● **WHAT THE TASK REQUIRES**
Only the number is wanted: how many lines in the data contain "this"?

● **DATA TO PROCESS**
--- Start ---

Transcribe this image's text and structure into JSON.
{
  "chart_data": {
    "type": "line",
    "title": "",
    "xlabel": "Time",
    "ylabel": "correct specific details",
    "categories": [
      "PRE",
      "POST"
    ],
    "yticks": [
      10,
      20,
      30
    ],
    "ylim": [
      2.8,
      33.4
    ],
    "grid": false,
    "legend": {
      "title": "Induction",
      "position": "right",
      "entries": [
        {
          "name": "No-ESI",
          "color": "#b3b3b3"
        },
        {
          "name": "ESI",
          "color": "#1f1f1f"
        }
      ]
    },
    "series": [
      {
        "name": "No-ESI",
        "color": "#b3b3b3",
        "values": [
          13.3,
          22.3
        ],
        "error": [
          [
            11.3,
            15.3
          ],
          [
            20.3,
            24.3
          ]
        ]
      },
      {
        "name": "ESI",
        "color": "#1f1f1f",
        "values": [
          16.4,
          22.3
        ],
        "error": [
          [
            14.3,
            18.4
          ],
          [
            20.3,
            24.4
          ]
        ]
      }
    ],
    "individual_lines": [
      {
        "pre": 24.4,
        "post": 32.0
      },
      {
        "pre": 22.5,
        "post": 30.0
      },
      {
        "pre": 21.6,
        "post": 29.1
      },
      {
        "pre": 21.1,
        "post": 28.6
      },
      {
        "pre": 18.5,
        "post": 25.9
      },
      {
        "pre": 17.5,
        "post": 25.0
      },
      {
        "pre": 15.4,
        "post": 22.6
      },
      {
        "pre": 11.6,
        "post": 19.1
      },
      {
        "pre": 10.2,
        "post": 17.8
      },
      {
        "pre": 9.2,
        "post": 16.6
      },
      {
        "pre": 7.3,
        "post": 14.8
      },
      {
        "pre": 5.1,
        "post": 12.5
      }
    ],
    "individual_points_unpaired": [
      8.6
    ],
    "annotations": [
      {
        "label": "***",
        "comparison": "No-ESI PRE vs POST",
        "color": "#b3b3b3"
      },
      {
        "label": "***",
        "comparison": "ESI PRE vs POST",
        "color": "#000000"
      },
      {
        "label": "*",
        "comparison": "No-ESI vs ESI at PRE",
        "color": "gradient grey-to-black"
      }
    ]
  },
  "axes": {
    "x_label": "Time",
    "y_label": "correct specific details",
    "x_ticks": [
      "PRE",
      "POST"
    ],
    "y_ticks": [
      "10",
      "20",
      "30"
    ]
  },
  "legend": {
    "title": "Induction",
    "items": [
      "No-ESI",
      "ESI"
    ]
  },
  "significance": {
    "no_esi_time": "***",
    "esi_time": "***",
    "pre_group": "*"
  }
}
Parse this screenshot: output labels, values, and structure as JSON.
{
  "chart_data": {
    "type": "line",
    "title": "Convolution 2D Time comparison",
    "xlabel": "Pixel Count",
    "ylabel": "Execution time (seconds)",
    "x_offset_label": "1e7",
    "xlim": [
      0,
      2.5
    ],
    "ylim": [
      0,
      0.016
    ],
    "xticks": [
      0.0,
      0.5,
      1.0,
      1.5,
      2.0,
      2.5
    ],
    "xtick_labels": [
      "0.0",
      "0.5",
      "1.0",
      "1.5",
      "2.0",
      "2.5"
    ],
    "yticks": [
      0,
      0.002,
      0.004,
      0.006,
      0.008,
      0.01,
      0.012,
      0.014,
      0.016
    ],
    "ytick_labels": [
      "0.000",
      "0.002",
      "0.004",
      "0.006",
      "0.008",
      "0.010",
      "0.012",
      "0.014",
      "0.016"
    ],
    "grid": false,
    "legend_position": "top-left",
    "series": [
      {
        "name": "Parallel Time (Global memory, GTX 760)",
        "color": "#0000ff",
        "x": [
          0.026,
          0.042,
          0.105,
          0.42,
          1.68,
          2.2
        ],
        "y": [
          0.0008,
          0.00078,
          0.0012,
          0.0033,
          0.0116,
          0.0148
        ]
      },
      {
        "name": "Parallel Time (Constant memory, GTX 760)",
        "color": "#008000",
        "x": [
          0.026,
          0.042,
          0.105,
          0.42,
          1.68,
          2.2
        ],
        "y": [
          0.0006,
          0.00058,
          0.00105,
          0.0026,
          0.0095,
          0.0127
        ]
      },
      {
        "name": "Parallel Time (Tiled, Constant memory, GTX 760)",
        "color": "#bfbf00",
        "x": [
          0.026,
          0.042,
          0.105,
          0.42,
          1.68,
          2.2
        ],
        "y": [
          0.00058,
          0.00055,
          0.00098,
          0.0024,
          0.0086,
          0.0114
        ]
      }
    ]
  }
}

--- End ---

● **PROBLEM SOLUTION**
2